== INPUT RECORDS
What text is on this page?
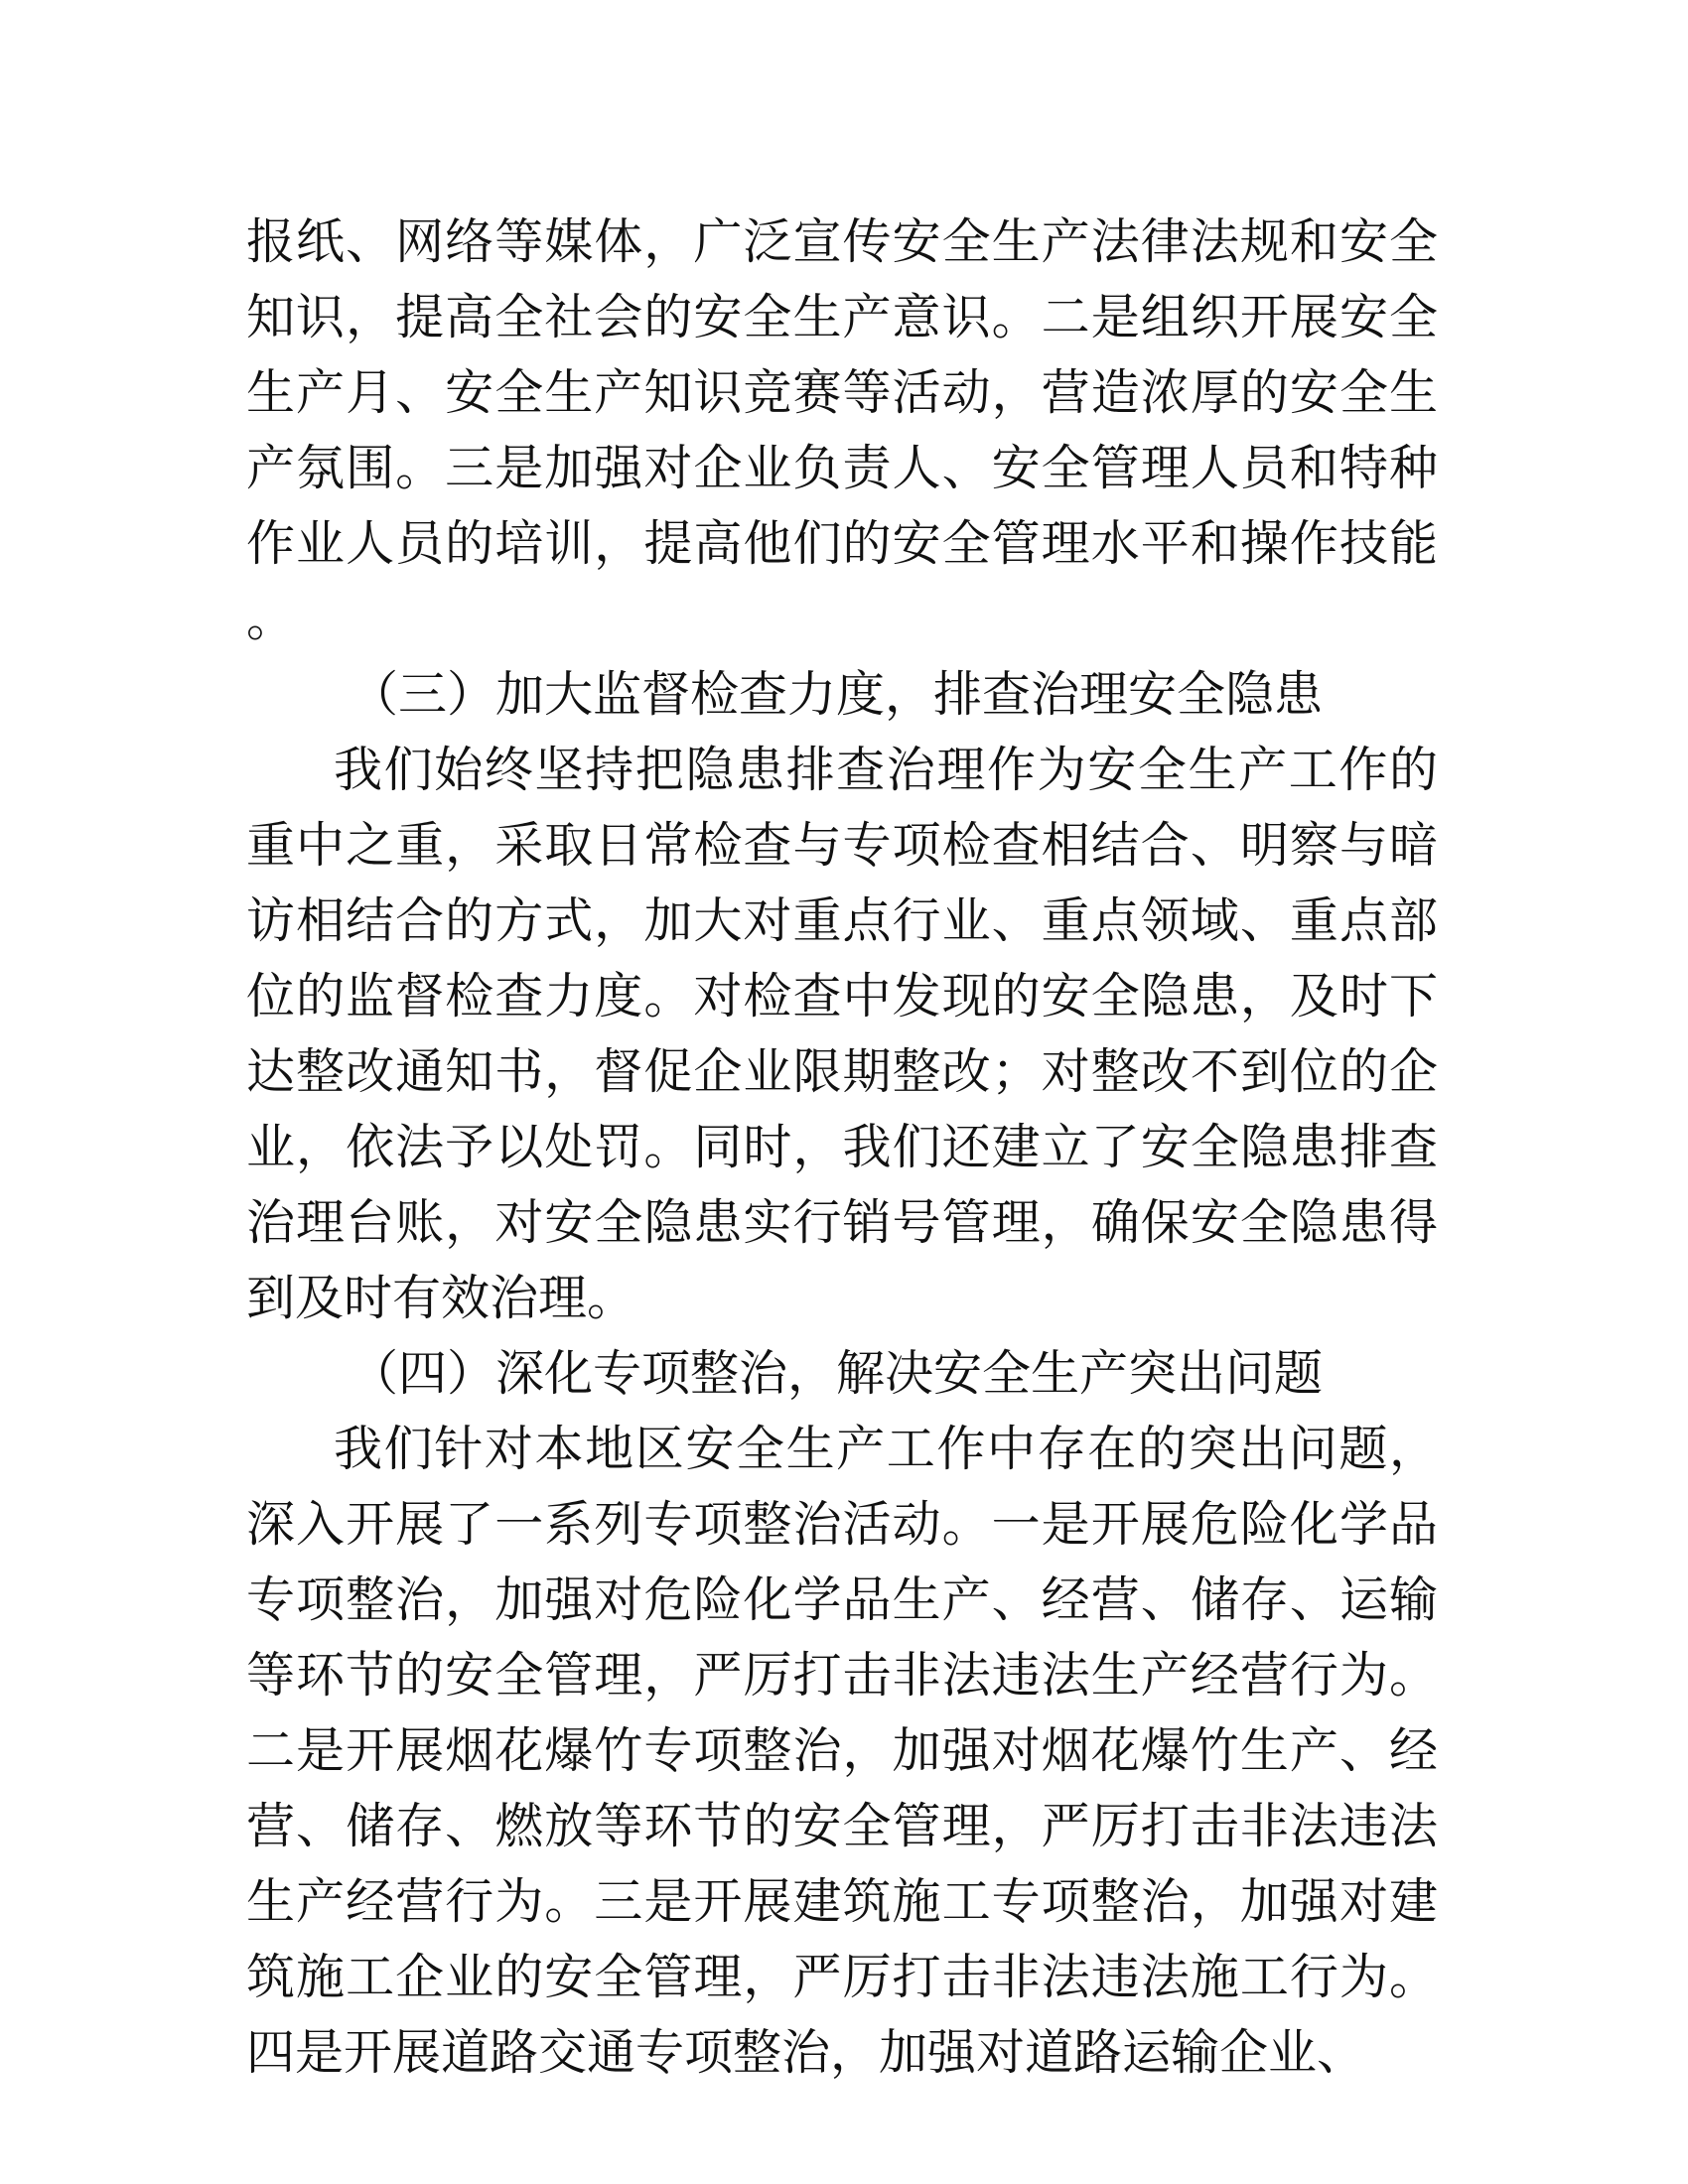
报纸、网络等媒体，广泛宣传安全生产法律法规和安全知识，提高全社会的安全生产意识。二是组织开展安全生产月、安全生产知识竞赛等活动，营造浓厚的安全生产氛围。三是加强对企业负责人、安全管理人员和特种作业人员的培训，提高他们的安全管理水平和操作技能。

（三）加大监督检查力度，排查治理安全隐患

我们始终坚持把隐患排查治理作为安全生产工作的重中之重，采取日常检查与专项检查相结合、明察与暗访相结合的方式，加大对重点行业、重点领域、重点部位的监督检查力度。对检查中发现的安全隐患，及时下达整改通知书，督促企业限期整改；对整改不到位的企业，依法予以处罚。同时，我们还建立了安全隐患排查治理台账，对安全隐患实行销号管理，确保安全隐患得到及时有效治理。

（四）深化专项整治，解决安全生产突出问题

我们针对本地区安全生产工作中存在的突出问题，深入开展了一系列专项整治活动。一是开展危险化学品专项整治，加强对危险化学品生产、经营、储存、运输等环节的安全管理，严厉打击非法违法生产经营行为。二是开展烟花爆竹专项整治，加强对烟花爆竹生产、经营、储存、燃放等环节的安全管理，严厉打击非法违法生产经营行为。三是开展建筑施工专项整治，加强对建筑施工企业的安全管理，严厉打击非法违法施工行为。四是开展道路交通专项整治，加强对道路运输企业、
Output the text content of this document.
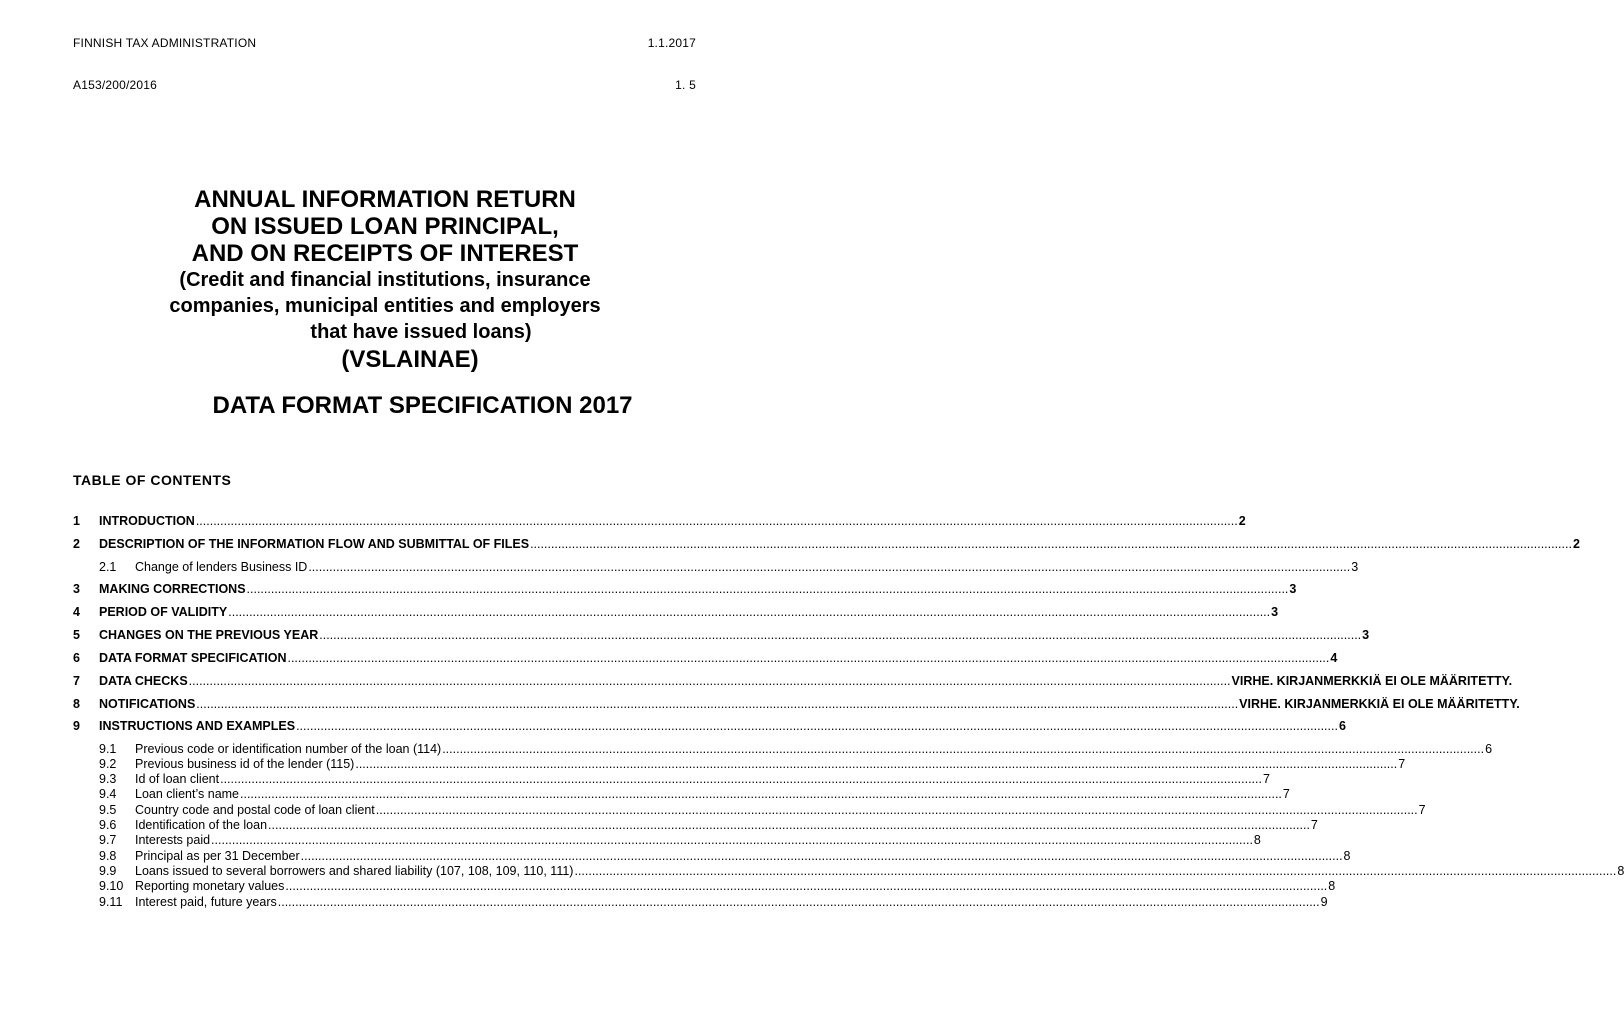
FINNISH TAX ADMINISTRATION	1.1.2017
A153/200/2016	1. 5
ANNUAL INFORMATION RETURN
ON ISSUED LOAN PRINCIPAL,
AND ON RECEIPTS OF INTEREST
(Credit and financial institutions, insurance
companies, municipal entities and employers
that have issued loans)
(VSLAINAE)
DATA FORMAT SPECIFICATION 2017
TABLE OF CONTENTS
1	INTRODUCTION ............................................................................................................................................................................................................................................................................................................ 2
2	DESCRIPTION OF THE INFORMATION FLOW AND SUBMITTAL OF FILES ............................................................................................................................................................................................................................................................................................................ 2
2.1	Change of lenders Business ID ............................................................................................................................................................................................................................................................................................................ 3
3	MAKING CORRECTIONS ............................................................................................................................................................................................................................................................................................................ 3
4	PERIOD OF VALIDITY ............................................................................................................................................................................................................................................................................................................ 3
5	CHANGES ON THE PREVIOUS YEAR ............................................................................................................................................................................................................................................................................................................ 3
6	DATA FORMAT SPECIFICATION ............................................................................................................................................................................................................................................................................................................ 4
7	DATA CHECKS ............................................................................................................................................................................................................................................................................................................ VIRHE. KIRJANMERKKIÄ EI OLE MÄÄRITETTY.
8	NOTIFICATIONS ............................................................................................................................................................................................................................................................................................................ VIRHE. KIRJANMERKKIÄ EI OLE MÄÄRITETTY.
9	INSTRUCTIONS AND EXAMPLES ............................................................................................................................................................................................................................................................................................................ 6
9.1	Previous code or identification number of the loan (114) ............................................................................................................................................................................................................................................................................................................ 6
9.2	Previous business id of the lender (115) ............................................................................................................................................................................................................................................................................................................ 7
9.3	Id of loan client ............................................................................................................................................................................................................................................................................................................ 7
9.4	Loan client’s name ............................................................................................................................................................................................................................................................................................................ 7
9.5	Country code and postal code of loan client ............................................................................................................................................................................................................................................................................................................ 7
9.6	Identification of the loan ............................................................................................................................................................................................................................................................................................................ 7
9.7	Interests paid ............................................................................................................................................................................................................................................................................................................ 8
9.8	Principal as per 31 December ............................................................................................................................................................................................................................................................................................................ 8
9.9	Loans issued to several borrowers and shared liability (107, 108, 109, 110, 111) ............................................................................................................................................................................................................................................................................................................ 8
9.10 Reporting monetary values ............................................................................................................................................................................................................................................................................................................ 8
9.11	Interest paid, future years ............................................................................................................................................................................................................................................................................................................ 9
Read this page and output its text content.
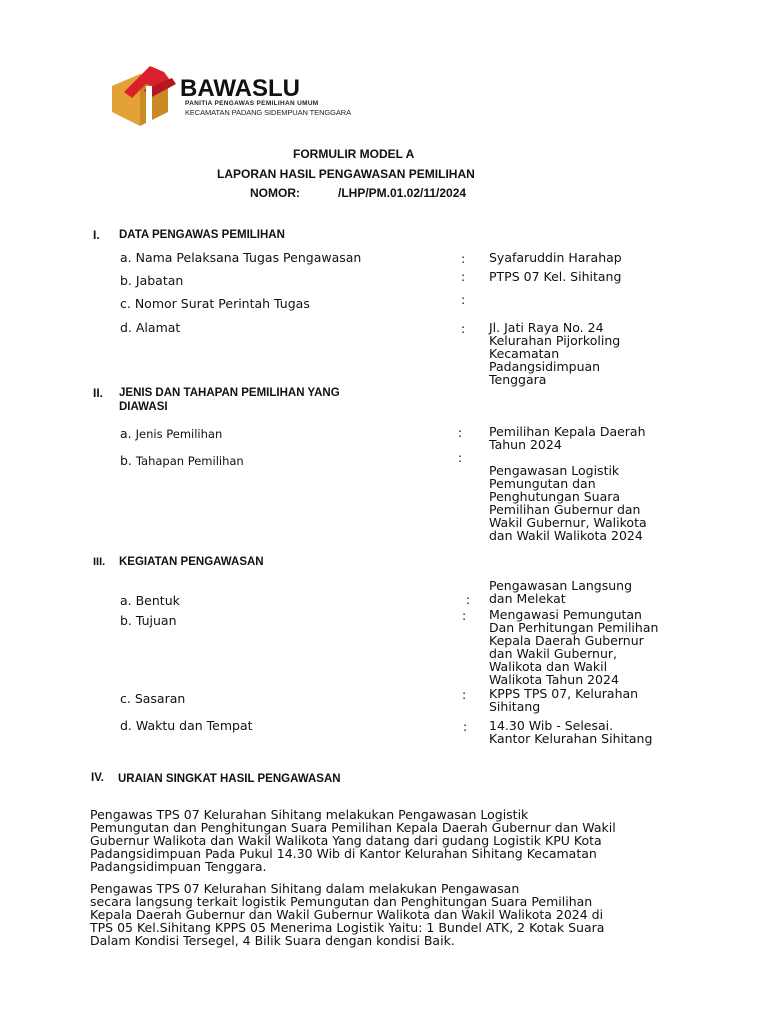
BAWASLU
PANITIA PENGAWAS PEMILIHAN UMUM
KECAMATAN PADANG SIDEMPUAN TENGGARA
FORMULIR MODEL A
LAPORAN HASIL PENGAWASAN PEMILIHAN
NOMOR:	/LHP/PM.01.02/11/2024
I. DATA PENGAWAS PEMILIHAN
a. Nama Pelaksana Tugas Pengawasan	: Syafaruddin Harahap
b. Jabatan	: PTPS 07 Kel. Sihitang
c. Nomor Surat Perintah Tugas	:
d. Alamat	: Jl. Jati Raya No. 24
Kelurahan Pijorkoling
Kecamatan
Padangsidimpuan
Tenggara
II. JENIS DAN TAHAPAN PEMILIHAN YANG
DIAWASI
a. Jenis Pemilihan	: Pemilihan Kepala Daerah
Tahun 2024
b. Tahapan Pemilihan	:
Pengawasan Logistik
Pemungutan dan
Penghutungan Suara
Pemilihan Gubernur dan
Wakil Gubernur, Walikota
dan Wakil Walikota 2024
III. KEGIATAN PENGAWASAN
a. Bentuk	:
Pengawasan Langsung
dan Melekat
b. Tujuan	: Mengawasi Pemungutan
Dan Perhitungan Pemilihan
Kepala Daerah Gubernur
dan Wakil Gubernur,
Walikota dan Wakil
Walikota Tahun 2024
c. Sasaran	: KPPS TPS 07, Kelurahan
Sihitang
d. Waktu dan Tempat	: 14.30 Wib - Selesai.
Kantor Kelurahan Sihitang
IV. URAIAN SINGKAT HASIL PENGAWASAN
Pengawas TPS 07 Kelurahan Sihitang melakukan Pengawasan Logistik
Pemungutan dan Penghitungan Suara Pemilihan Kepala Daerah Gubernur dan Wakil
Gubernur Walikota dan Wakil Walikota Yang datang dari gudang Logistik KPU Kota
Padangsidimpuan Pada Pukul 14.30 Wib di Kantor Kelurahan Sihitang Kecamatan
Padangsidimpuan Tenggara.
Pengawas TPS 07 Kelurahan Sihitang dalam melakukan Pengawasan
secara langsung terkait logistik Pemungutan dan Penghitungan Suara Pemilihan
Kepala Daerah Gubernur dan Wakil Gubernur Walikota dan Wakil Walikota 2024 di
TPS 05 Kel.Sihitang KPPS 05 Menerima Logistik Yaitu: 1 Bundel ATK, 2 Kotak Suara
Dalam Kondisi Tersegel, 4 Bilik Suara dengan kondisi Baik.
====
■ **GIVEN INSTRUCTION**
Look through the listing and extract every line with "Penghitungan" in it.

■ **RESPONSE TO THE EXERCISE**
Pemungutan dan Penghitungan Suara Pemilihan Kepala Daerah Gubernur dan Wakil
secara langsung terkait logistik Pemungutan dan Penghitungan Suara Pemilihan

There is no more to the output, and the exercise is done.